-- Petunjuk Latihan --
Tulis ulang bagian kutipan tentang hidup mandiri di kos yang diawali kata-kata berisi "Setelah selesai masak" dan diakhiri "akan terima gaji.", dengan menukar "hotel" menjadi "restoran".

Setelah selesai masak mie dan memberanikan diri untuk minta nasi ke Ibu kos–yang kebetulan tinggal juga di wilayah kosan itu–aku mencari ‘Anda’ yang tiba-tiba menghilang. ‘Anda’ berjalan santai dari arah kamar mandi, rupanya dia baru selesai mandi dan nampaknya akan pergi ke suatu tempat yang belum aku ketahui tujuannya. Setelah aku tanya ternyata ia akan ke hotel tempatnya bekerja. Katanya hari itu juga ia akan terima gaji.
Aku yang sudah kelaparan langsung menyantap Indomie soto yang kuahnya hampir seperti kolam berenang. Sengaja aku banyakin biar kenyangnya bisa tahan lama, pikirku. ‘Anda’ sedang menelpon, kudengar dia berkata “tenang maki, makan enak ki nanti.” Sesekali ia tertawa, dan asik merapikan rambutnya yang menurutku antara potongan rambut dengan bentuk mukanya kurang selaras.
Setelah dia selesai menelepon, kutawari dia bagiannya: Indomie soto dengan nasi yang berenang di dalam kuahnya yang melimpah. Ia malah menyuruhku untuk menghabiskan jatahnya. Ia hanya mencicipi sedikit, lalu buru-buru pergi. rupanya ia takut HRD-nya sudah pulang dan khawatir tidak jadi terima gaji hari ini. Naasnya, itu beneran terjadi! Ia pulang dengan gaji yang masih di angan-angan, keringat dan muka lesu. Rupanya ia jalan kaki dari kosan ke hotel, begitupun pas baliknya. Wew.
***
Beruntung sekali aku belajar mandiri di Indonesia, negeri dengan jutaan hajatan. Berhubung di kelasku hanya ada dua murid dari luar kota, kami jadi sesuatu yang perlu diundang jika ada hajatan dekat rumah teman. Teman sekelasku sering kali mengajak aku ke hajatan yang ada di sekitar rumah mereka. Lumayan, itung-itung makan daging gratis katanya. Sebulan paling banyak aku bisa 3 sampai 4 kali pergi ke hajatan. Ini nggak menentu ya. Kadang ada juga yang sebulan full kosong melompong. Nihil hajatan.
Memang untuk mandiri butuh intuisi yang tinggi, pintar melihat peluang, dan mencari pembenaran atas kesalahan agar nggak nyesel-nyesel banget memilih jalur ini di usia muda. Sering kali di usia itu kita dibenturkan dengan krisis keuangan dan kelaparan yang membuatku lebih kreatif dalam mencari penyelesaian masalah. Melatih kepekaan, belajar melihat masalah di sekitar, dan menjual solusinya.

-- Informasi yang Diberikan --
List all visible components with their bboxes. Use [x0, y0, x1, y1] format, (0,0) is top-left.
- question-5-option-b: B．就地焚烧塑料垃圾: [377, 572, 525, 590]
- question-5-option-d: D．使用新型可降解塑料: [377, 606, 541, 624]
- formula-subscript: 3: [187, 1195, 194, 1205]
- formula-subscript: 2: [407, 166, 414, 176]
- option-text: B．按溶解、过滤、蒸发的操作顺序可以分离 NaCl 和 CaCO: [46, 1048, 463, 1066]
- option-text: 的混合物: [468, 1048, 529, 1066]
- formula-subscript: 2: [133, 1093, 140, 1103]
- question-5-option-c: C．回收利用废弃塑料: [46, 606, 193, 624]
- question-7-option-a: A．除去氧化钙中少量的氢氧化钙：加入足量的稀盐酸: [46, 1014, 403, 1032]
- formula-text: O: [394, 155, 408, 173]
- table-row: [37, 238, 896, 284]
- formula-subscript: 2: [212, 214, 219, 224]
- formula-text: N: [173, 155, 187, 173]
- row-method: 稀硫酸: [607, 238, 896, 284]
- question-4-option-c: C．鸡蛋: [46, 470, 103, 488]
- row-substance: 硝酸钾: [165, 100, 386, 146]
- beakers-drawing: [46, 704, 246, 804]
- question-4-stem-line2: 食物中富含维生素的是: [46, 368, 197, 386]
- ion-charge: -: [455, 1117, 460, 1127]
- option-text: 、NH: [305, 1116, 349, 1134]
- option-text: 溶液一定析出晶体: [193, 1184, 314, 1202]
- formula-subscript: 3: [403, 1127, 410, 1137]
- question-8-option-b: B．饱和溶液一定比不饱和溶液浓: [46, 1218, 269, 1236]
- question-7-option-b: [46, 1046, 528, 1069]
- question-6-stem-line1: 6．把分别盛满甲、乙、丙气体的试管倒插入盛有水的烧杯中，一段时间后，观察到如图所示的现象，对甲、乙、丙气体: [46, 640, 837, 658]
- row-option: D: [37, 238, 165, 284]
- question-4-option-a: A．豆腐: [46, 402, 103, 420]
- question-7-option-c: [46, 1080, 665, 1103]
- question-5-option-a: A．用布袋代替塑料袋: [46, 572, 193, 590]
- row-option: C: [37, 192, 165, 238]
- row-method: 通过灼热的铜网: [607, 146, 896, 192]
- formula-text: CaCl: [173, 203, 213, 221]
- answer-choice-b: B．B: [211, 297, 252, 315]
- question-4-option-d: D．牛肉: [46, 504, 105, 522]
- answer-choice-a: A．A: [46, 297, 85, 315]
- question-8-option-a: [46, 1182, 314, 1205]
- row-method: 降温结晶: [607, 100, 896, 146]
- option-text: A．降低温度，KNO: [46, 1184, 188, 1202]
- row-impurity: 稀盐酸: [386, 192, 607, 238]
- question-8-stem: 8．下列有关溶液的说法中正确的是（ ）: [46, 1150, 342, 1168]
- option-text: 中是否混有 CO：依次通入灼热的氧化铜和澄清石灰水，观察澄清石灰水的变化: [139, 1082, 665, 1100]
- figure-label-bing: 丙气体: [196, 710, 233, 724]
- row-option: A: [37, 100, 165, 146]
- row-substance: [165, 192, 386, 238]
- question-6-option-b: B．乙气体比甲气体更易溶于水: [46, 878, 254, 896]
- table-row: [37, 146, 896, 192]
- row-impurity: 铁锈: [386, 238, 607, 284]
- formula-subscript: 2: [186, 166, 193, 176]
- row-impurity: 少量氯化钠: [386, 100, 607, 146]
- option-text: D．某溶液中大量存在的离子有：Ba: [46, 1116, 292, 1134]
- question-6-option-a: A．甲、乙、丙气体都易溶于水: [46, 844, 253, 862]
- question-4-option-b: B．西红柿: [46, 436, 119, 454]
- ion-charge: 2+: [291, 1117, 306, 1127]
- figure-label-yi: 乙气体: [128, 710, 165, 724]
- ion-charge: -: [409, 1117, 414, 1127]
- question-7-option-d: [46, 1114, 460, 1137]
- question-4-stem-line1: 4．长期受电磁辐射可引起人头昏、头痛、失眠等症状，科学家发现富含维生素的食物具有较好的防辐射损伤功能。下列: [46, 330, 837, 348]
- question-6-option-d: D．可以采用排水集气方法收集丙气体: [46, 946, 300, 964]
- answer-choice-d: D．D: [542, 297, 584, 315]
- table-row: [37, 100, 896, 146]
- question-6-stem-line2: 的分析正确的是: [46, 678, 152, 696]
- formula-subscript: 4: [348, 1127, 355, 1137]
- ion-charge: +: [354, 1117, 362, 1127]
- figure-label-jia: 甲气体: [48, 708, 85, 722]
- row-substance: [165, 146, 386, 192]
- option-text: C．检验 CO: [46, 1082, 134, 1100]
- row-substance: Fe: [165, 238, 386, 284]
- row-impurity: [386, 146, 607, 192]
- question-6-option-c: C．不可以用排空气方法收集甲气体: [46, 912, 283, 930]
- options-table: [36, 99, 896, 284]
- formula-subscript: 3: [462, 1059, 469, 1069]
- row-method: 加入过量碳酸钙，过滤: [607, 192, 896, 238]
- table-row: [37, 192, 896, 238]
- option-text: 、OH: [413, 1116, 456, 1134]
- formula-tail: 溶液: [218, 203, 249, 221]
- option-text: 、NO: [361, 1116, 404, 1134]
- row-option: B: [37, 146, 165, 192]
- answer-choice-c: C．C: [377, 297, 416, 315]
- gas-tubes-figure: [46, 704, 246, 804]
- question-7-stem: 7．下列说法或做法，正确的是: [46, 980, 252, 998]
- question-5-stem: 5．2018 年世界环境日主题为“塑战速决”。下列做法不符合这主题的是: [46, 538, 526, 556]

-- Jawaban Latihan --
Setelah selesai masak mie dan memberanikan diri untuk minta nasi ke Ibu kos–yang kebetulan tinggal juga di wilayah kosan itu–aku mencari ‘Anda’ yang tiba-tiba menghilang. ‘Anda’ berjalan santai dari arah kamar mandi, rupanya dia baru selesai mandi dan nampaknya akan pergi ke suatu tempat yang belum aku ketahui tujuannya. Setelah aku tanya ternyata ia akan ke restoran tempatnya bekerja. Katanya hari itu juga ia akan terima gaji.